*DESCRIPTION OF THE TASK*: Copy out the lines that include the word "action".

┌──

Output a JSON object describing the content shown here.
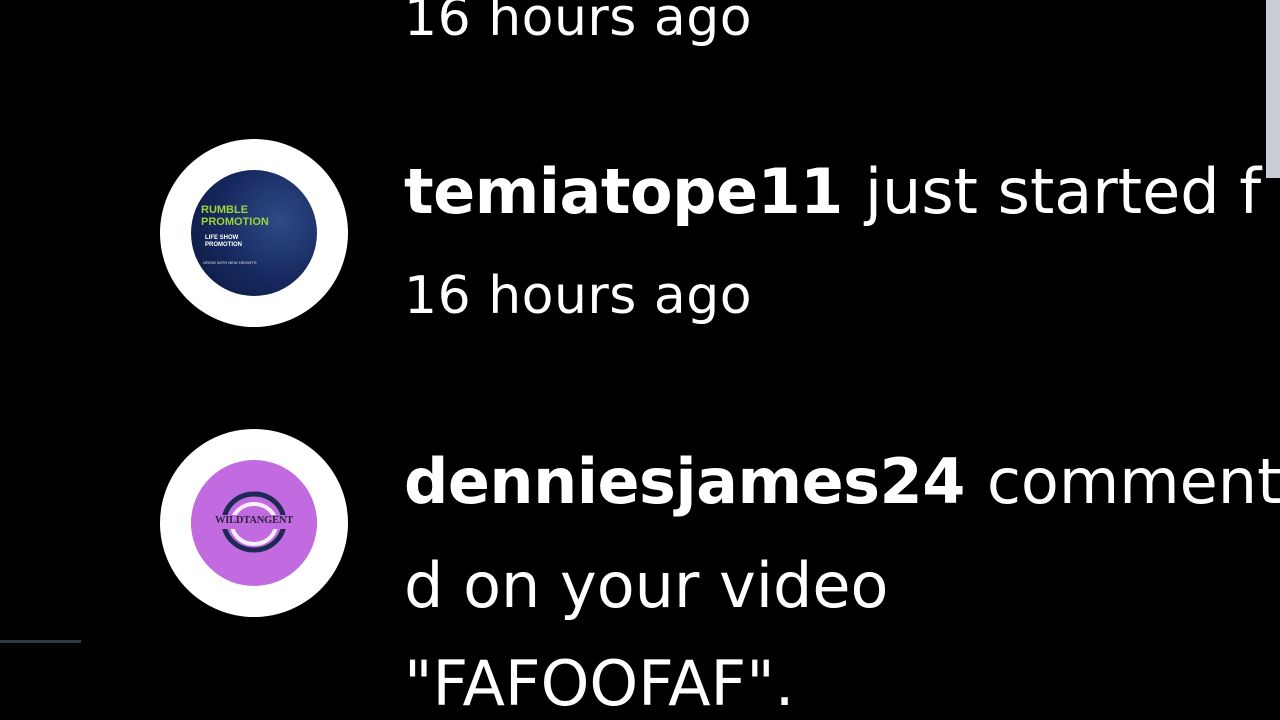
{
  "feed": {
    "top_time": "16 hours ago",
    "notifications": [
      {
        "username": "temiatope11",
        "action": "just started f",
        "time": "16 hours ago",
        "avatar": {
          "line1": "RUMBLE",
          "line2": "PROMOTION",
          "line3": "LIFE SHOW",
          "line4": "PROMOTION",
          "line5": "GROW WITH NEW HEIGHTS"
        }
      },
      {
        "username": "denniesjames24",
        "action": "comment",
        "line2": "d on your video",
        "line3": "\"FAFOOFAF\".",
        "avatar": {
          "logo_text": "WILDTANGENT"
        }
      }
    ]
  },
  "colors": {
    "background": "#000000",
    "text": "#ffffff",
    "rumble_green": "#9cd33a",
    "wild_purple": "#c26ae0"
  }
}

└──

*THE OUTPUT*:
        "action": "just started f",
        "action": "comment",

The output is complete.